**TASK DATA**
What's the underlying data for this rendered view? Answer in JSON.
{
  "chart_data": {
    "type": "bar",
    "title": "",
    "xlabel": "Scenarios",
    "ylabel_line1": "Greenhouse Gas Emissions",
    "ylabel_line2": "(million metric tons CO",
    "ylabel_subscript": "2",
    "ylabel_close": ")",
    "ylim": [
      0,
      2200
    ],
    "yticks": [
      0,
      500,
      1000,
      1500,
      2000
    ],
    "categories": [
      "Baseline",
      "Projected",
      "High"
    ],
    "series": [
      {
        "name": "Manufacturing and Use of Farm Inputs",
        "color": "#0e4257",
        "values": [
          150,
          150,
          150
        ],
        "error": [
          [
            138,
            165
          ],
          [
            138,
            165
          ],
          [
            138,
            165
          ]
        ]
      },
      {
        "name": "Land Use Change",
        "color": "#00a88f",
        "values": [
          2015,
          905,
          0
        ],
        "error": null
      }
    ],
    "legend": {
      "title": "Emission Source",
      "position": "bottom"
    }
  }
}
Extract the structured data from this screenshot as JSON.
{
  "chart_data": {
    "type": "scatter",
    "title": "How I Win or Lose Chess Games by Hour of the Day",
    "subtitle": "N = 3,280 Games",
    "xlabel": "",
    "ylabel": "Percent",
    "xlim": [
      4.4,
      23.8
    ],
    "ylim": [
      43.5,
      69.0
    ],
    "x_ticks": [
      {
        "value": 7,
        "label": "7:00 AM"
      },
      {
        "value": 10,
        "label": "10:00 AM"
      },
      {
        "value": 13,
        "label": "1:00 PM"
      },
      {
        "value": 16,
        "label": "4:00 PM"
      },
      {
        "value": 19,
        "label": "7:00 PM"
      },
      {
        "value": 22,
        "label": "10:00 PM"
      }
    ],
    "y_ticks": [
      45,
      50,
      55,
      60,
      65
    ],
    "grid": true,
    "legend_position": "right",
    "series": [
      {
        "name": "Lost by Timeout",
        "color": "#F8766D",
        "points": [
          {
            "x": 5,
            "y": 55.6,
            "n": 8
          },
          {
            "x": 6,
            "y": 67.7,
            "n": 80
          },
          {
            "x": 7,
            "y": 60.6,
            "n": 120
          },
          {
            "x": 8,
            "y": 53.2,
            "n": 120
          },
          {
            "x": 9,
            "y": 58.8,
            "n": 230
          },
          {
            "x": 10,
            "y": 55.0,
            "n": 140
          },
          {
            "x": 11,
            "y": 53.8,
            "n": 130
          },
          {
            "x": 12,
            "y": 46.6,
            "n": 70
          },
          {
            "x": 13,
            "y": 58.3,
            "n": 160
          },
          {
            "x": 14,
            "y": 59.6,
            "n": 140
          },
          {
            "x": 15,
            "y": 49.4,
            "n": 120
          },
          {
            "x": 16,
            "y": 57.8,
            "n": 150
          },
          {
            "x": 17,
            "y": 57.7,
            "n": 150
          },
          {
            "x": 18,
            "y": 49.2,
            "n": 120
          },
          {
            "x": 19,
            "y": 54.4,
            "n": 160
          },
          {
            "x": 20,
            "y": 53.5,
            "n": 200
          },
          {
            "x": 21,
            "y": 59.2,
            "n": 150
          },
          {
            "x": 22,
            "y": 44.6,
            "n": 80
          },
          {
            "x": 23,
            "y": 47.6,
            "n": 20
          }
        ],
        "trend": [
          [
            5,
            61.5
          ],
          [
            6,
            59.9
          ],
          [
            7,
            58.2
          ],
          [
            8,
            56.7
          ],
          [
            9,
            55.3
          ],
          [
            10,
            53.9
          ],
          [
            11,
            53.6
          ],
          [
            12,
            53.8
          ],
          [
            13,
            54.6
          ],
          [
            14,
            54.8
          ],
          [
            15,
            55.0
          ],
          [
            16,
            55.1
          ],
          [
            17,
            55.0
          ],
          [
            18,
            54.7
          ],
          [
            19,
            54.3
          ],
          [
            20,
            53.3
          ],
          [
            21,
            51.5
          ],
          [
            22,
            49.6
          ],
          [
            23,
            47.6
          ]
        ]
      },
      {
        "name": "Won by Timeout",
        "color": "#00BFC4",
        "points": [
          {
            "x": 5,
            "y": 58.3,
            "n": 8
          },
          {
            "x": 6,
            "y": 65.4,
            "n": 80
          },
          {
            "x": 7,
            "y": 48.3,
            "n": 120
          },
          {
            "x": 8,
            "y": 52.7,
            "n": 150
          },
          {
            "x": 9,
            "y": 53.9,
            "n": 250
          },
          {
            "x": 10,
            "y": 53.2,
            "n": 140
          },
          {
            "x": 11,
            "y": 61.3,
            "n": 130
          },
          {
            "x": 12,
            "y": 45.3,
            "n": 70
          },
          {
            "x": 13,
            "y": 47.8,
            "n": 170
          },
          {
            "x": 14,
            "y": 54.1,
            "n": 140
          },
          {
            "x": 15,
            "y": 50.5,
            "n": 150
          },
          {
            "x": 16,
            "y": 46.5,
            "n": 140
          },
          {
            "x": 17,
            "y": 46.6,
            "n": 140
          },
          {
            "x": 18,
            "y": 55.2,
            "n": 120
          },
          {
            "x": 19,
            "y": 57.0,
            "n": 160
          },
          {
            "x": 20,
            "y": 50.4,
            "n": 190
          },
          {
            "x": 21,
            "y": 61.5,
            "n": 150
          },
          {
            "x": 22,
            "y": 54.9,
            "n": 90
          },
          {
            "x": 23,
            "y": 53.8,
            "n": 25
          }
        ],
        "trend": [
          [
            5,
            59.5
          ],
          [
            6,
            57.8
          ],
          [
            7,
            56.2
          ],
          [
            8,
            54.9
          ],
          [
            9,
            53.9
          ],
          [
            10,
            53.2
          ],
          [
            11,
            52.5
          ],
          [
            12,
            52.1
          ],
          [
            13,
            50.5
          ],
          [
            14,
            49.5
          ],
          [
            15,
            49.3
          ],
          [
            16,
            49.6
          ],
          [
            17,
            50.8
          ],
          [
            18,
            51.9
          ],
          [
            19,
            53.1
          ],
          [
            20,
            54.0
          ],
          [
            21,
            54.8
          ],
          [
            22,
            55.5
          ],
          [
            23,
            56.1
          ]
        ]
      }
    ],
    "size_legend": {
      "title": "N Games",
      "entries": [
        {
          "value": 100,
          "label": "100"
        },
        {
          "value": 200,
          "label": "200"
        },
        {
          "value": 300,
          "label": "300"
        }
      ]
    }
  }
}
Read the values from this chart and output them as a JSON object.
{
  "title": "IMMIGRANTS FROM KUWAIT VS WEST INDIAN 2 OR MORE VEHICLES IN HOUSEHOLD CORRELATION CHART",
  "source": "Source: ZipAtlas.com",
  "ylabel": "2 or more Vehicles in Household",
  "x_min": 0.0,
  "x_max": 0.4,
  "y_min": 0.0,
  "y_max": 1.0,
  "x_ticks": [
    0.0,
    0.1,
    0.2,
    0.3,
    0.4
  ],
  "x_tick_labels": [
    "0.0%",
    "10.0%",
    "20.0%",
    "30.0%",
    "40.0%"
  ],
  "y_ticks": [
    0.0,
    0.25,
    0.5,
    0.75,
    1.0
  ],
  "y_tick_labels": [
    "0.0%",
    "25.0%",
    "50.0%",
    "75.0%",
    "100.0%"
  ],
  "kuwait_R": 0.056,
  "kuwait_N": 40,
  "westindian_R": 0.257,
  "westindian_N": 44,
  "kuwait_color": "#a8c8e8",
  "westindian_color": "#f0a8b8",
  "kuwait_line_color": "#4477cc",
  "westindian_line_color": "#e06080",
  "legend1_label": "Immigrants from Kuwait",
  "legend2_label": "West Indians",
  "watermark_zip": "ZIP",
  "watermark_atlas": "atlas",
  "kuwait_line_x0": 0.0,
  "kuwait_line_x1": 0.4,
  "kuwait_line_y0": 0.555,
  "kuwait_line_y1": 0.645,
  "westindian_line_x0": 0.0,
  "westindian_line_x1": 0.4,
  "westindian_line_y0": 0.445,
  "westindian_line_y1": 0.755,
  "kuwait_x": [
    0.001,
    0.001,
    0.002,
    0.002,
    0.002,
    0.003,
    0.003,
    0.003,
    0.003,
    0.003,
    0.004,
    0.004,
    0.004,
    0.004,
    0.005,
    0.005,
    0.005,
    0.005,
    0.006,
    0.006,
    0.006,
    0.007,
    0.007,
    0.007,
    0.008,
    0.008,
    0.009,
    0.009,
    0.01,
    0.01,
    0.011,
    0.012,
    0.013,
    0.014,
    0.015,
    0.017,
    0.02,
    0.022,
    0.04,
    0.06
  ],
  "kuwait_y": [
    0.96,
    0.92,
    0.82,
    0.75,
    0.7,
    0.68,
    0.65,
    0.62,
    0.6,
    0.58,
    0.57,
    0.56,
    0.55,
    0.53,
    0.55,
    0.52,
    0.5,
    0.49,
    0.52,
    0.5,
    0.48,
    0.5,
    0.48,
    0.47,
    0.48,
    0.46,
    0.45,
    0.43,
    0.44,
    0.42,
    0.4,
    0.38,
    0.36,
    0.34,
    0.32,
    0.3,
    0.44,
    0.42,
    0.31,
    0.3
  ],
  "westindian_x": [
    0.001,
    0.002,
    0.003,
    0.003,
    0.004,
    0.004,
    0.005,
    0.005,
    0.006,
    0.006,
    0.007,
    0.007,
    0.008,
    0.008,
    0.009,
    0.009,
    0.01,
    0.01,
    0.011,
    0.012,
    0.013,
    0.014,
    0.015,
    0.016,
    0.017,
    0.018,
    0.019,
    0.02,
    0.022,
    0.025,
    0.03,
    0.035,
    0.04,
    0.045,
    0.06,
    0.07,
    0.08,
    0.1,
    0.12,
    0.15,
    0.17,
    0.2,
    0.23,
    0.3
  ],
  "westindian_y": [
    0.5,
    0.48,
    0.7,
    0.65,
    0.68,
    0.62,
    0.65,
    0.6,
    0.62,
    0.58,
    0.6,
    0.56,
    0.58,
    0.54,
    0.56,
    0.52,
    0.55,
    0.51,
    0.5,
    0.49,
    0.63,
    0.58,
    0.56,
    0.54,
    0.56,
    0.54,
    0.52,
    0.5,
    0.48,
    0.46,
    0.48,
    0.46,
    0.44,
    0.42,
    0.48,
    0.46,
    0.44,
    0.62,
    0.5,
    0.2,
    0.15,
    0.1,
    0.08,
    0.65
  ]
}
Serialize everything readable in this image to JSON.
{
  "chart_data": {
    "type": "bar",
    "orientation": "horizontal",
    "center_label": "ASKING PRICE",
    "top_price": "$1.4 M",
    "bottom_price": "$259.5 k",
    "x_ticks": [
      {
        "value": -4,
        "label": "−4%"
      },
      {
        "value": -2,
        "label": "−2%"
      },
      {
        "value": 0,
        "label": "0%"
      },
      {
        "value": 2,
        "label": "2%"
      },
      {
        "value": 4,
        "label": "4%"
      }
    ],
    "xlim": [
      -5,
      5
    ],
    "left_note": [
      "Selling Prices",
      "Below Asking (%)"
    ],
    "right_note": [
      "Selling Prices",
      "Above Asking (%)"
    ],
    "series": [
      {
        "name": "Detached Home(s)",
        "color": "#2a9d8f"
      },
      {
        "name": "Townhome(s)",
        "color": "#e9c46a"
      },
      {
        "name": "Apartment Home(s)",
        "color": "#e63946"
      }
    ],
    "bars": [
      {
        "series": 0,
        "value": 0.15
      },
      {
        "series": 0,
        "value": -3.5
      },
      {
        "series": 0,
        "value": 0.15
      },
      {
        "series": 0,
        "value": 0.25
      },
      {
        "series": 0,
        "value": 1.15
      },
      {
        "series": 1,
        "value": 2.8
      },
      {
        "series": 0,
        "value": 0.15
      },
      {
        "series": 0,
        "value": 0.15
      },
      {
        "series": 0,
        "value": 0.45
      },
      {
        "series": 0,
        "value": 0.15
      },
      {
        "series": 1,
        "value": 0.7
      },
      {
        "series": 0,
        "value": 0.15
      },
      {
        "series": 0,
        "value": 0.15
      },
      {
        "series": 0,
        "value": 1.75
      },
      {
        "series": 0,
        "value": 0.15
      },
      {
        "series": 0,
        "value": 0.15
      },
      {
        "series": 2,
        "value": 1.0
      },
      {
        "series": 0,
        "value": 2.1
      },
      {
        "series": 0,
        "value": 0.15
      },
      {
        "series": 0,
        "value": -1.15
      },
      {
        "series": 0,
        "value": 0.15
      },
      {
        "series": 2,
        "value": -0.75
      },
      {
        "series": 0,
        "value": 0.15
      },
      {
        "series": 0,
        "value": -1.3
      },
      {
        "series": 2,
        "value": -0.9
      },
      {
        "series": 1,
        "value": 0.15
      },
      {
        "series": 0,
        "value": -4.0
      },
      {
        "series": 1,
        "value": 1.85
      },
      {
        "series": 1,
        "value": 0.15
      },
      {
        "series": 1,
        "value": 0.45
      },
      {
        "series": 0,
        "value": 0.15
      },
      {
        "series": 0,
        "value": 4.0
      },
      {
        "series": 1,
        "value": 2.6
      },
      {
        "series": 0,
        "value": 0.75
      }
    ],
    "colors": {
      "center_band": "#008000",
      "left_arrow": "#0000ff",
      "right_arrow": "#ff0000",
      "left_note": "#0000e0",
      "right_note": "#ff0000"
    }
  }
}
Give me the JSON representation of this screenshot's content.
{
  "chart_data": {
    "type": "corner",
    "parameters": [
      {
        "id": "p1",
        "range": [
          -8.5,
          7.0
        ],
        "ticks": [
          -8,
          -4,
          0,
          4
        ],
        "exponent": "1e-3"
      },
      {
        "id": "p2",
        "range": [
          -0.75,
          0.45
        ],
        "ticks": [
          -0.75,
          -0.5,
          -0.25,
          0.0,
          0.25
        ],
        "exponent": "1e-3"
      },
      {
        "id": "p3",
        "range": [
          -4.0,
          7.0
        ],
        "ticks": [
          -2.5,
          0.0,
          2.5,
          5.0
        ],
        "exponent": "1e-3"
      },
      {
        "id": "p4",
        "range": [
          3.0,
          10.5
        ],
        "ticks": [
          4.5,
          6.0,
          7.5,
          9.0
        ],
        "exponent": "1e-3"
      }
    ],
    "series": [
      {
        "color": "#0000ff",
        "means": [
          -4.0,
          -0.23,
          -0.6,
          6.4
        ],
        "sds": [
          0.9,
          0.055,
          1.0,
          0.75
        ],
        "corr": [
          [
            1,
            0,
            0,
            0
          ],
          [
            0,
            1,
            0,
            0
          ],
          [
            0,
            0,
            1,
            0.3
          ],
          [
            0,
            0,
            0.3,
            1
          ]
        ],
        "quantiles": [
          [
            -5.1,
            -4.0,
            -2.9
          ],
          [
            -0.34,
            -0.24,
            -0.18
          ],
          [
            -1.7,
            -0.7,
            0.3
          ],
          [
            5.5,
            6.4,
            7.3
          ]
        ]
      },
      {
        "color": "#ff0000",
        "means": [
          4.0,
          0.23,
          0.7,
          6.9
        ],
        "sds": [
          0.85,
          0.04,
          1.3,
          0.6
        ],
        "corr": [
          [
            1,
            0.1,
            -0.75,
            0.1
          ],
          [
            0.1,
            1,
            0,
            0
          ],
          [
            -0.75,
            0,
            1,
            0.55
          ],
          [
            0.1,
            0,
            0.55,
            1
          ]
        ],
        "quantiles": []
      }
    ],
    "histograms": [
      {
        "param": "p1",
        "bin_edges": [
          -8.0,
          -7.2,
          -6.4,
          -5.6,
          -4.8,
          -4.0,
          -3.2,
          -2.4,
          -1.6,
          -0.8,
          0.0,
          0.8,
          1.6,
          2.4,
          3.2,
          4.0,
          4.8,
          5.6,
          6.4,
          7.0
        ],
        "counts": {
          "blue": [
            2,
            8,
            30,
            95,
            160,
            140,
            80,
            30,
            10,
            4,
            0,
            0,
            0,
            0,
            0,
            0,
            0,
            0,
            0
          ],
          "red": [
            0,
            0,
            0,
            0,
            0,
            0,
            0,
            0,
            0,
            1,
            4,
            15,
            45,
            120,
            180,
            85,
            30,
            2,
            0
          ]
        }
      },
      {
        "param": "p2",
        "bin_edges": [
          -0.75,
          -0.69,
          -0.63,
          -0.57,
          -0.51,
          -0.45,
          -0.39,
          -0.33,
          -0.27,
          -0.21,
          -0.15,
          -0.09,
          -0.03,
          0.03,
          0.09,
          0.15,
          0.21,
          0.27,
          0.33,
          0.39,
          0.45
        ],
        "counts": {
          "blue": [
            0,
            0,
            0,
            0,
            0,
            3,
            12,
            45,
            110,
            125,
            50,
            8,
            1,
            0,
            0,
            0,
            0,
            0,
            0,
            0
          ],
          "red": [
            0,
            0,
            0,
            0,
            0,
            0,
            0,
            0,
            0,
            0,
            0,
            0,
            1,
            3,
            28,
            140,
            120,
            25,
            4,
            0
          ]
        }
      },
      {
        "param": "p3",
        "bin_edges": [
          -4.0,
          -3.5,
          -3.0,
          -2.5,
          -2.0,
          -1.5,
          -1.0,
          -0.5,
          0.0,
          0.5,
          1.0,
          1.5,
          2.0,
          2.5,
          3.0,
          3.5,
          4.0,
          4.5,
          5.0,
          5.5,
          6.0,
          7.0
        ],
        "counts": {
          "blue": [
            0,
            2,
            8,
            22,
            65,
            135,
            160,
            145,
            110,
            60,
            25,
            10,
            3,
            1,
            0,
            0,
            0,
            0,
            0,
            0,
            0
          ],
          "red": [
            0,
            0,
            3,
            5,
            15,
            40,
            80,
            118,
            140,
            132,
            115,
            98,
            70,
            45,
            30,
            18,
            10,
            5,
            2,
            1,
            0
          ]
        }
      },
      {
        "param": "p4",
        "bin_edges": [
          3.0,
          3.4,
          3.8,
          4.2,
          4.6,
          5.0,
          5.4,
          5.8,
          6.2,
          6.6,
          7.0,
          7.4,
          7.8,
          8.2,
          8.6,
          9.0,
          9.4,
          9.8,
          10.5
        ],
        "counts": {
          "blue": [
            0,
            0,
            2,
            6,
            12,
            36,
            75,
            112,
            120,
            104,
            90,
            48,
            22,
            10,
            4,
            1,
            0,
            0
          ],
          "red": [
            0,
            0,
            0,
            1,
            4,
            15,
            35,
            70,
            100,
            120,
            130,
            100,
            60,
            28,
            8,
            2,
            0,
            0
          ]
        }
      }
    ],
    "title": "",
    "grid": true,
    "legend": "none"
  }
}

**TASK STATEMENT**
Each line above that holds the string "type" should be copied and shown.

**FINISHED EXERCISE**
    "type": "bar",
    "type": "scatter",
    "type": "bar",
    "type": "corner",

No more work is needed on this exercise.